• EXERCISE REQUIREMENTS: Check each line below for "procedure" and report how many have it, nothing else.
* Start THE RECORDS *
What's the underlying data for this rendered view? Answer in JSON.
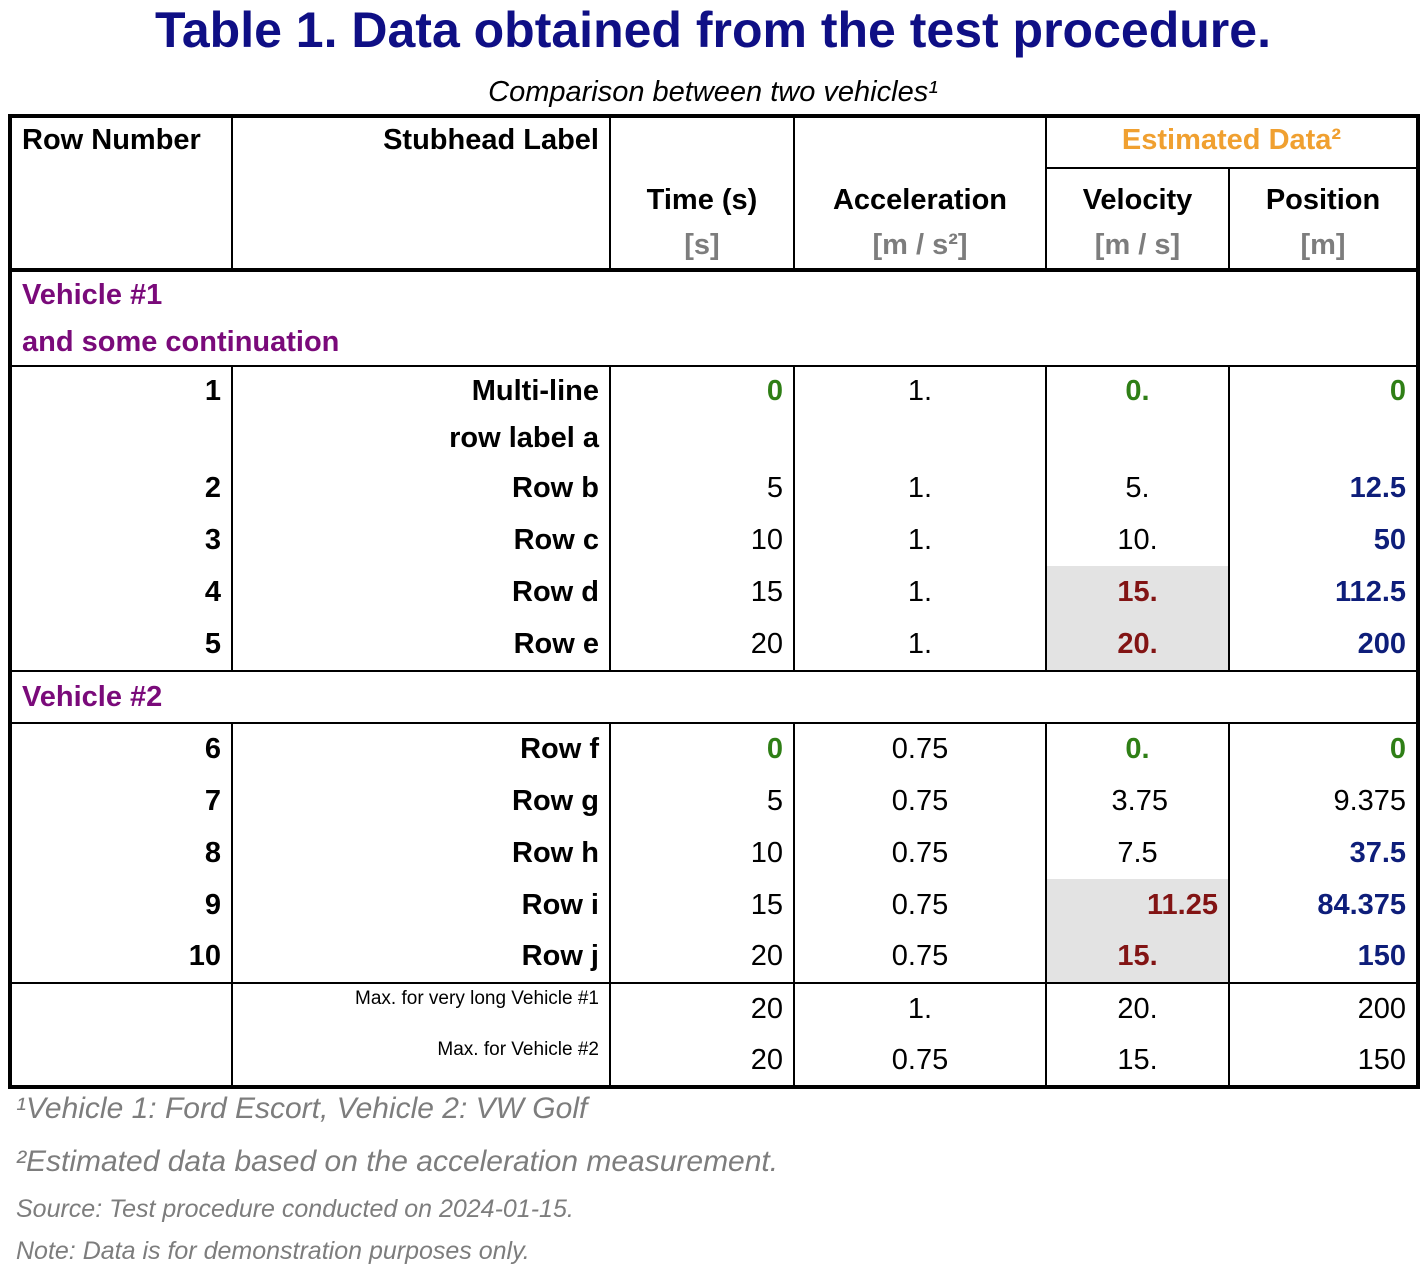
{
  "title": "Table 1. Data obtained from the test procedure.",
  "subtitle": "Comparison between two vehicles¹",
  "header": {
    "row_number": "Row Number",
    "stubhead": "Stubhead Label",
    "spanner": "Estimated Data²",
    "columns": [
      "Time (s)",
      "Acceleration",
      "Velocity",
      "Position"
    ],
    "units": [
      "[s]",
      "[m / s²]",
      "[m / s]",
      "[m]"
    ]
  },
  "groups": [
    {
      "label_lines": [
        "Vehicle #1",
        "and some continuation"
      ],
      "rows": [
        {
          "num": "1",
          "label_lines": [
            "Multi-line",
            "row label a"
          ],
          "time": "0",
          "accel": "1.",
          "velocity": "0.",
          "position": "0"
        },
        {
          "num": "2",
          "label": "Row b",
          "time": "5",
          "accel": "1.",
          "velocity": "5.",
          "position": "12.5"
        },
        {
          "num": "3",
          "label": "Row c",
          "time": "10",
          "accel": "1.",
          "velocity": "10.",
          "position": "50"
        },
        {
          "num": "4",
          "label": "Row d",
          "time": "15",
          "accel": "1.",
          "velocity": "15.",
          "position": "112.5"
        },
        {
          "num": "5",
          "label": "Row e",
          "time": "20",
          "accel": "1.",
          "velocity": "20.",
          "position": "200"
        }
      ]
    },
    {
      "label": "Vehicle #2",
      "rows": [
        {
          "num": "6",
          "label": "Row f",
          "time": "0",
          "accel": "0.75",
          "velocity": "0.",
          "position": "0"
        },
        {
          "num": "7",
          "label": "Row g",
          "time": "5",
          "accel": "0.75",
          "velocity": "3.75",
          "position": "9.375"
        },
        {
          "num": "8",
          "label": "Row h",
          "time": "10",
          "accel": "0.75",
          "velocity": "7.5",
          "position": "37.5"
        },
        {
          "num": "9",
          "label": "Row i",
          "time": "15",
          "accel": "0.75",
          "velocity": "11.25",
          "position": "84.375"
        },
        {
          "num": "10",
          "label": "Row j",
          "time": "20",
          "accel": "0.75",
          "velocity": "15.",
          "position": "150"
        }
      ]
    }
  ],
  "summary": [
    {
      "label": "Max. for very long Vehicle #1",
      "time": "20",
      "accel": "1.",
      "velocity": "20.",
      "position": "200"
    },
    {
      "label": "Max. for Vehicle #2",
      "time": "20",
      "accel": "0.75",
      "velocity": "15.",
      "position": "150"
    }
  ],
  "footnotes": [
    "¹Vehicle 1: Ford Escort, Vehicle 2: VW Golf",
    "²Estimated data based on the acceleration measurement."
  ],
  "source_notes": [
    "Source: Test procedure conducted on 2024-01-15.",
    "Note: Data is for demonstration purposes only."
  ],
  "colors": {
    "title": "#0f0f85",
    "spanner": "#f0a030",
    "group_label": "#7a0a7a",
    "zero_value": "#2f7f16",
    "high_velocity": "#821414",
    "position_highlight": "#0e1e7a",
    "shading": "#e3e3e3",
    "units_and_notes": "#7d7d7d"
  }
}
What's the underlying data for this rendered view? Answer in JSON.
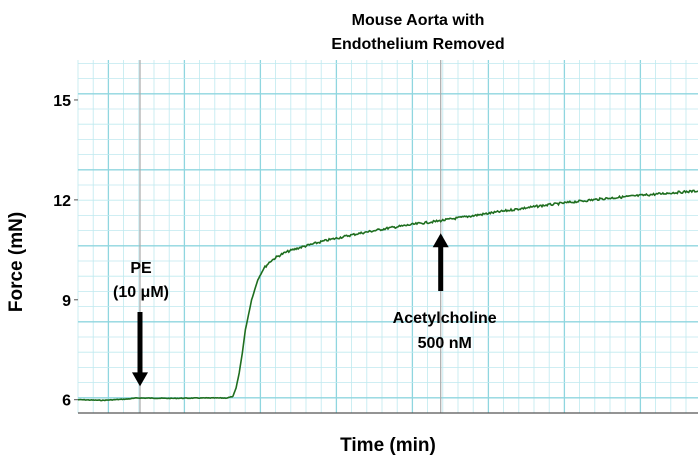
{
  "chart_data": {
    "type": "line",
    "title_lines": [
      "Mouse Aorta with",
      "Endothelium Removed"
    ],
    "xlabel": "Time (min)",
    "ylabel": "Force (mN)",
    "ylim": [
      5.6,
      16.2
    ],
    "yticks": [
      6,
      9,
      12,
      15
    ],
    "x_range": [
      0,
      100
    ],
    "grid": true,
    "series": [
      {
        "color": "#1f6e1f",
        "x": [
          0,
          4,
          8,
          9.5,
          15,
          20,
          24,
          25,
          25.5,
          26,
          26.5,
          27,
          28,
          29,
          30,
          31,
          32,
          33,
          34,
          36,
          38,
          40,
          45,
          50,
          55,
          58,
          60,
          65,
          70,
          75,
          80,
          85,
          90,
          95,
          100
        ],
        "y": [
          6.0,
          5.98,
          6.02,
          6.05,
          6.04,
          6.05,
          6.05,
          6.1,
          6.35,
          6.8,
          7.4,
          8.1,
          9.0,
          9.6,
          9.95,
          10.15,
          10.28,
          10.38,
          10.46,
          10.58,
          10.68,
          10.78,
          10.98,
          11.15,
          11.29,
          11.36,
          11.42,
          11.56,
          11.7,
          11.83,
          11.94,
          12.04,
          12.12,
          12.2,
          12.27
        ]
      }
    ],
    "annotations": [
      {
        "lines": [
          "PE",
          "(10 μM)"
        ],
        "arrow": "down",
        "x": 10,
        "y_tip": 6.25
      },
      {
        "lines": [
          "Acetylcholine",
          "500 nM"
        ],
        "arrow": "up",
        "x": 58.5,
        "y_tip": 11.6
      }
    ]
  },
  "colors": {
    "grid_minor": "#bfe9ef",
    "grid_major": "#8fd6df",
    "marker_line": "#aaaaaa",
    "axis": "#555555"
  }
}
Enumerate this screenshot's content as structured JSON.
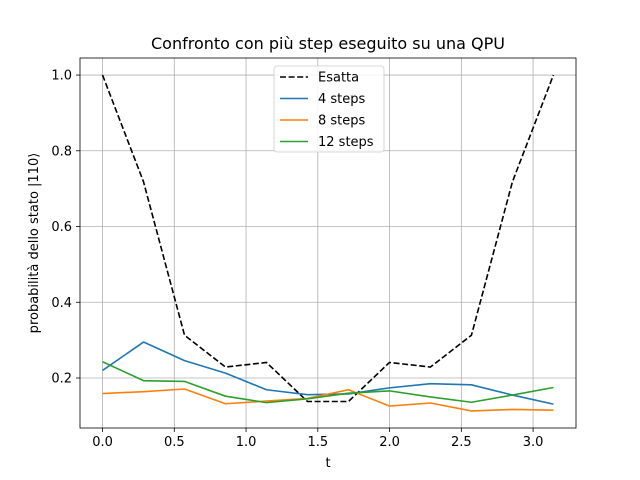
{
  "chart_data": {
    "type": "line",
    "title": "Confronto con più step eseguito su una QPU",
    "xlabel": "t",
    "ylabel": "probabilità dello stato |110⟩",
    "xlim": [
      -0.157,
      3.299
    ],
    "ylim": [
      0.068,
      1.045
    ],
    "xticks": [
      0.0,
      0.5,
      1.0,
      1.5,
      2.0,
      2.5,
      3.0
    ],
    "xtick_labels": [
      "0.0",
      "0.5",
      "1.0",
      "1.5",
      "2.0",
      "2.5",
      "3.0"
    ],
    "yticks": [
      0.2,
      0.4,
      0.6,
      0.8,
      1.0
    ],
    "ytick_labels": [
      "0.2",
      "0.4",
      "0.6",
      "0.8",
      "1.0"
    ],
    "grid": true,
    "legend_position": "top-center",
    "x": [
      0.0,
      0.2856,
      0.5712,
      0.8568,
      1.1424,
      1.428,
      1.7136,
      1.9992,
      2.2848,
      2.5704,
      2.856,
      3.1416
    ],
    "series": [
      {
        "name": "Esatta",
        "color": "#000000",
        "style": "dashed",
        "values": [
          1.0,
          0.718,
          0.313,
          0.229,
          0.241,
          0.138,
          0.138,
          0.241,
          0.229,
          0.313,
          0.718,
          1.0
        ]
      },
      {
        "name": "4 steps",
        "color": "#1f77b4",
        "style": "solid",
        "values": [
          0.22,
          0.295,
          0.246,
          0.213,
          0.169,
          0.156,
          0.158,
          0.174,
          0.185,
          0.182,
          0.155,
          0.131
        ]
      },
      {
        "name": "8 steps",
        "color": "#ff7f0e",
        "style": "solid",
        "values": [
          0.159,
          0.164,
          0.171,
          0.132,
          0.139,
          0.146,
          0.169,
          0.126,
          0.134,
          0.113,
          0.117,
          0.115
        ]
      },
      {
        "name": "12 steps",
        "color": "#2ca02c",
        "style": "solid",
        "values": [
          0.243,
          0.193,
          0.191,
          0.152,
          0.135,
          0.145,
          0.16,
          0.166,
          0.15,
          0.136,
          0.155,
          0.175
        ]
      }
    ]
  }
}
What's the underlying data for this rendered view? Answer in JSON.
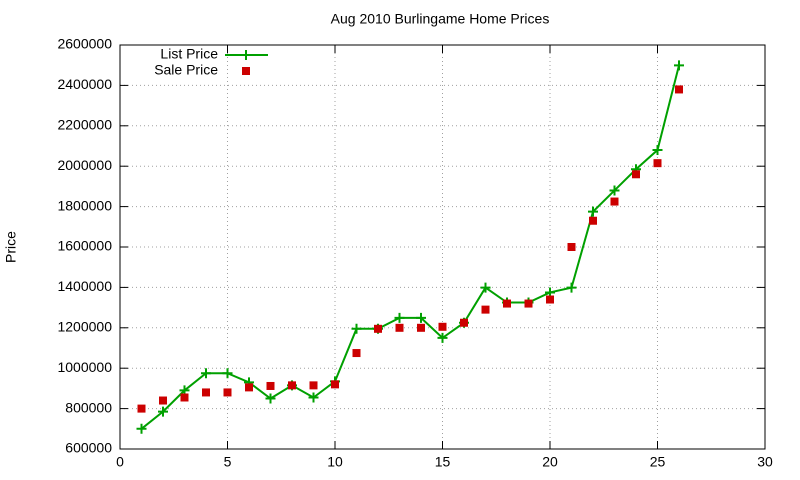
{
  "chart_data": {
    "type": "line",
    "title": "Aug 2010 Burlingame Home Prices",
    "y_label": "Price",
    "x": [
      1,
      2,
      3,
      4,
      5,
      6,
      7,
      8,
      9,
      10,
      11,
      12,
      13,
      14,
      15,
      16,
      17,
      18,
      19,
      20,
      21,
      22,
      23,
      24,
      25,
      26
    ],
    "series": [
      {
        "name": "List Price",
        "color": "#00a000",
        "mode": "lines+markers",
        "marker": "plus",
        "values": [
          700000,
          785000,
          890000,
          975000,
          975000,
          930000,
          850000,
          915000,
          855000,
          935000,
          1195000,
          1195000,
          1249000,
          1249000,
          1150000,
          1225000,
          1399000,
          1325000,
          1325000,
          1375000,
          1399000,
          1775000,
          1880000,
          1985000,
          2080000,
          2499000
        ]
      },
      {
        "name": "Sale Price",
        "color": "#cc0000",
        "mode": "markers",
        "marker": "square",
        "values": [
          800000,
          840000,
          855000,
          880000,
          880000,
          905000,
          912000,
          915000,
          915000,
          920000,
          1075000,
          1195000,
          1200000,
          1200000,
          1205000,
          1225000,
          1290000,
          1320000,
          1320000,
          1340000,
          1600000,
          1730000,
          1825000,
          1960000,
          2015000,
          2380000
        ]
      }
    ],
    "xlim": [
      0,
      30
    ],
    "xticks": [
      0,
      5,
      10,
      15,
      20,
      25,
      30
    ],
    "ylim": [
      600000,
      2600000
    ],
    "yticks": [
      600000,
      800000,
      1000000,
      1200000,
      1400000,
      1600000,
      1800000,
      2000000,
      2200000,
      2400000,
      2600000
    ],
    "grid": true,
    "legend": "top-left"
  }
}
* End THE RECORDS *
• COMPLETE RESPONSE: 2